TEXTO FORNECIDO
◇ ◇ ◇ ◇ ◇

Controvérsias Jurídicas

Uso de prova ilícita para evitar que um inocente seja condenado

Autor

  • Fernando Capez

    é procurador de Justiça do MP-SP mestre pela USP doutor pela PUC autor de obras jurídicas ex-presidente da Assembleia Legislativa de SP presidente do Procon-SP e secretário de Defesa do Consumidor.

24 de agosto de 2023, 19h53

Por força de mandamento constitucional (CF, artigo 5º, LVI) e expressa proibição legal (CPP, artigo 157, caput), não são admitidas provas obtidas por meio ilícito no processo penal. Excepcionalmente, porém, sob influência da doutrina e jurisprudência do direito saxônico, abre-se espaço para a flexibilização desta vedação, desde que presentes determinadas circunstâncias. De acordo com a Suprema Corte dos Estados Unidos, permite-se o uso de tais provas nos seguintes casos: (a) exceção de boa-fé, (b) exceção de impugnação, (c) exceção de erro inócuo, (d) limitações quanto à legitimidade para requerer a exclusão da prova, (e) teoria da proporcionalidade e (f) prova ilícita pro reo.

◇ ◇ ◇ ◇ ◇

REGISTROS EXTRAÍDOS
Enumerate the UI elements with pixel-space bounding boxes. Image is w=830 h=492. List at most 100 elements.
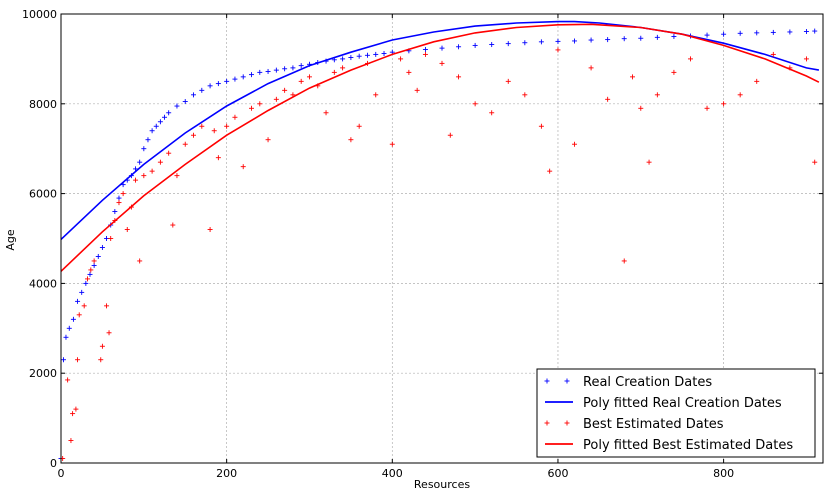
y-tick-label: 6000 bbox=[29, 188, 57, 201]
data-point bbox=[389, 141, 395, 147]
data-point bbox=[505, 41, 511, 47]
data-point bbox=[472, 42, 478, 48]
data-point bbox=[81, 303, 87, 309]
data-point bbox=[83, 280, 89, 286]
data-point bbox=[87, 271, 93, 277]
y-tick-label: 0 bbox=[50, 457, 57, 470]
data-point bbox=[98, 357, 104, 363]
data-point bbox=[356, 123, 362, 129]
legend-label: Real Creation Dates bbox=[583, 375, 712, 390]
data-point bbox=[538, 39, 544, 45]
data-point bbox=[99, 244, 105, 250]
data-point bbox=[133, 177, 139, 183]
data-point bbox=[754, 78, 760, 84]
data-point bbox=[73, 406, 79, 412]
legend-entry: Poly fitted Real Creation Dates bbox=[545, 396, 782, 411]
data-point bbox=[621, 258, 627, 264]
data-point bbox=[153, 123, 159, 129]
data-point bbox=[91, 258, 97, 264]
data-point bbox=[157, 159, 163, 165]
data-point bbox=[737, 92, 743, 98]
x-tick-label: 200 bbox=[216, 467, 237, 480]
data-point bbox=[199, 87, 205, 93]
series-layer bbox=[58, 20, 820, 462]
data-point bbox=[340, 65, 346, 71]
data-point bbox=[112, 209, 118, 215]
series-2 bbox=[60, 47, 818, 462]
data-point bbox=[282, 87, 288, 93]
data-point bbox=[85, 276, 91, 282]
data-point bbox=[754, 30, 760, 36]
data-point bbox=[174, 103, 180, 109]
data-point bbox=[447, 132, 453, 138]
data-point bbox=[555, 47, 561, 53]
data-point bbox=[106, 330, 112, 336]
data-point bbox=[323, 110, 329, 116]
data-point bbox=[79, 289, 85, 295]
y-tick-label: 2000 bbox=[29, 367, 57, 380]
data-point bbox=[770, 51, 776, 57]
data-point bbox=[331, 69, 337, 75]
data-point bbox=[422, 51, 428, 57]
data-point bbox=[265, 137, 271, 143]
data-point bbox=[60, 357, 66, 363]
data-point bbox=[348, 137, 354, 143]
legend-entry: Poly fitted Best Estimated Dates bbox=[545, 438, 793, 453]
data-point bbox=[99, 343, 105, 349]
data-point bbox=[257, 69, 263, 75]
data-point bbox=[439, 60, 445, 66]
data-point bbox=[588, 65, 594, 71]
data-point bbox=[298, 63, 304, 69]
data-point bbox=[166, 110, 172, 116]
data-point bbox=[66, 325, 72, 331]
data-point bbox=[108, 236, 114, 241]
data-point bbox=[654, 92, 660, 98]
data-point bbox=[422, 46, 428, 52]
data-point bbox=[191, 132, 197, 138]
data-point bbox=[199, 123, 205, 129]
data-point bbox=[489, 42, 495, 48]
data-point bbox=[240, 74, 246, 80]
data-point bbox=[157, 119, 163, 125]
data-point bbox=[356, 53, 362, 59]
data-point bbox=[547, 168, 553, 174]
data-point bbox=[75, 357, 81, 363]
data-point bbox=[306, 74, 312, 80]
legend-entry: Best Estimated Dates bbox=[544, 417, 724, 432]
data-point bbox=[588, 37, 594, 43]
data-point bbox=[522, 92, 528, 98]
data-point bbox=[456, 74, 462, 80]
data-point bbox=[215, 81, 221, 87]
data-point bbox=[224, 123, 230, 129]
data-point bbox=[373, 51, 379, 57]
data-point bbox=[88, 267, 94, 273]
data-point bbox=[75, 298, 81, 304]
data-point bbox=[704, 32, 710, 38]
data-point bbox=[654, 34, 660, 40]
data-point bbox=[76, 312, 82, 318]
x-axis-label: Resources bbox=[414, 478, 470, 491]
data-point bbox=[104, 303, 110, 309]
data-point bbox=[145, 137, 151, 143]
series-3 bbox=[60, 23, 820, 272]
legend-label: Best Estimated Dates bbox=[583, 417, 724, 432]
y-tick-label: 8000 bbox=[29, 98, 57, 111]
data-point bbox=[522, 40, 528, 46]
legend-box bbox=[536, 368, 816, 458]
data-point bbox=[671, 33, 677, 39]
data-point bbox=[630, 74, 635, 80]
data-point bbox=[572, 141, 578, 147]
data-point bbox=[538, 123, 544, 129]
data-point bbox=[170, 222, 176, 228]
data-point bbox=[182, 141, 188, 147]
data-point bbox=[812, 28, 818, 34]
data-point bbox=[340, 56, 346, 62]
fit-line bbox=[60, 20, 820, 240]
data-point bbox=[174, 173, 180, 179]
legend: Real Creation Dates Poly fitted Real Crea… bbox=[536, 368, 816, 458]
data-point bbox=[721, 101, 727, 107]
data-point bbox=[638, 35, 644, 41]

◇ ◇ ◇ ◇ ◇

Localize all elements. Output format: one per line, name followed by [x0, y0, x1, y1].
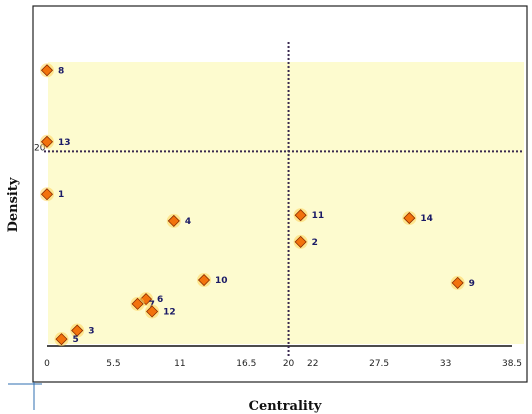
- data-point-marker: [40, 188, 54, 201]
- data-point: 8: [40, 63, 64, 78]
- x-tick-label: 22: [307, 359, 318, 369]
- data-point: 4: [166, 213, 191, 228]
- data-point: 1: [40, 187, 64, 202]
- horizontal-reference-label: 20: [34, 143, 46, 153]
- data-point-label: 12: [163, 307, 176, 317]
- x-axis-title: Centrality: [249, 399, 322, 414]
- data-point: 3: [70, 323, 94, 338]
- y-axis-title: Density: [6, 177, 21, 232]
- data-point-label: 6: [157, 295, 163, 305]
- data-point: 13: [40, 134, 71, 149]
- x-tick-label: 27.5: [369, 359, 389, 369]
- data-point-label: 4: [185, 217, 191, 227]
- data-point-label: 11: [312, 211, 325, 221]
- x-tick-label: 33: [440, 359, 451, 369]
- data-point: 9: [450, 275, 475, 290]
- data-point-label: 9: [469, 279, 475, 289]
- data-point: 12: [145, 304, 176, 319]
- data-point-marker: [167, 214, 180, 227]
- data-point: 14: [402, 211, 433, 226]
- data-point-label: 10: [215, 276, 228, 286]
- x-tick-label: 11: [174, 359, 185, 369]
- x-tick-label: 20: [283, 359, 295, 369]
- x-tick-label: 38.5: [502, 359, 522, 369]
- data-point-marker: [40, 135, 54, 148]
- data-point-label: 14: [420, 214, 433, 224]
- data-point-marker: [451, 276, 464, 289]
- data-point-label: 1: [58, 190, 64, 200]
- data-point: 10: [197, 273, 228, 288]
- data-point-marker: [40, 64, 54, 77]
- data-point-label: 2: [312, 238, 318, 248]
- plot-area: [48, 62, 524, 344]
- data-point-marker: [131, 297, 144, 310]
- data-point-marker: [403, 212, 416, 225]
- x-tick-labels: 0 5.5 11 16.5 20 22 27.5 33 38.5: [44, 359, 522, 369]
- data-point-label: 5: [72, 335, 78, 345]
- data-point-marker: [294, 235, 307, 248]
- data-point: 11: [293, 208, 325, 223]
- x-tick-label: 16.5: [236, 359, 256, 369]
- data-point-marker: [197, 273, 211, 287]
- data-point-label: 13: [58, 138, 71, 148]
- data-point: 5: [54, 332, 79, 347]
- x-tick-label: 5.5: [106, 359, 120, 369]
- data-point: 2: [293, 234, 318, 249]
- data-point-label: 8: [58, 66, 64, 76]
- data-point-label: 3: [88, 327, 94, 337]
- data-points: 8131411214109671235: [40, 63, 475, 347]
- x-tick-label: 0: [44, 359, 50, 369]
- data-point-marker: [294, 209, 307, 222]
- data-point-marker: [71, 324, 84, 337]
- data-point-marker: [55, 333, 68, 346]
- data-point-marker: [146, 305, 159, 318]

◇ ◇ ◇ ◇ ◇

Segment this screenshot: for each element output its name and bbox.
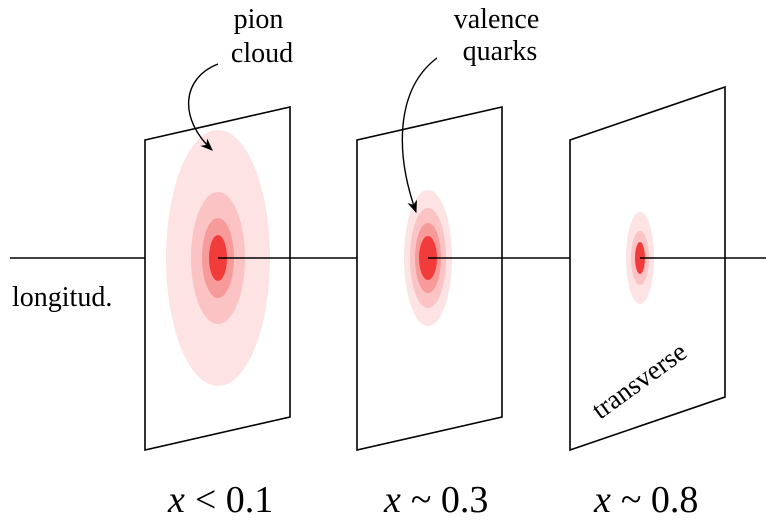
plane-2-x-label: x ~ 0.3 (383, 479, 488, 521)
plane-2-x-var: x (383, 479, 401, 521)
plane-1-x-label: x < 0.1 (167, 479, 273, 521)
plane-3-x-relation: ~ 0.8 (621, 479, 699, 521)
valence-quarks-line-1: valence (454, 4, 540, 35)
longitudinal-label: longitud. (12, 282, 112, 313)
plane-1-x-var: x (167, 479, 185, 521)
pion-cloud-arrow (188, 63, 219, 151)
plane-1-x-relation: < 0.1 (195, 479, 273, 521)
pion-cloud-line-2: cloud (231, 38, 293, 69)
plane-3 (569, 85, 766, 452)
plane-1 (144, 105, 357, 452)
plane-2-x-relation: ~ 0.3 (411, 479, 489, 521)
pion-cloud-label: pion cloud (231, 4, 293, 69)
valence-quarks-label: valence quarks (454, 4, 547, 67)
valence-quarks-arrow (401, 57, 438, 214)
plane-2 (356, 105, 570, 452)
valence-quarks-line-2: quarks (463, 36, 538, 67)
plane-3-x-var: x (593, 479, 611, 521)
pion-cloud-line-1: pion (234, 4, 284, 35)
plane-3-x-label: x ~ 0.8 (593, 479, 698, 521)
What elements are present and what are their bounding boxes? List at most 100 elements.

◇ ◇ ◇ ◇ ◇

TAREFA SOLICITADA
No trecho do texto sobre prova ilícita que vai de "é procurador de" até "Defesa do Consumidor.", troque "procurador de Justiça" por "promotor de Justiça" e escreva a passagem inteira com essa alteração.

RESULTADO CORRETO
é promotor de Justiça do MP-SP mestre pela USP doutor pela PUC autor de obras jurídicas ex-presidente da Assembleia Legislativa de SP presidente do Procon-SP e secretário de Defesa do Consumidor.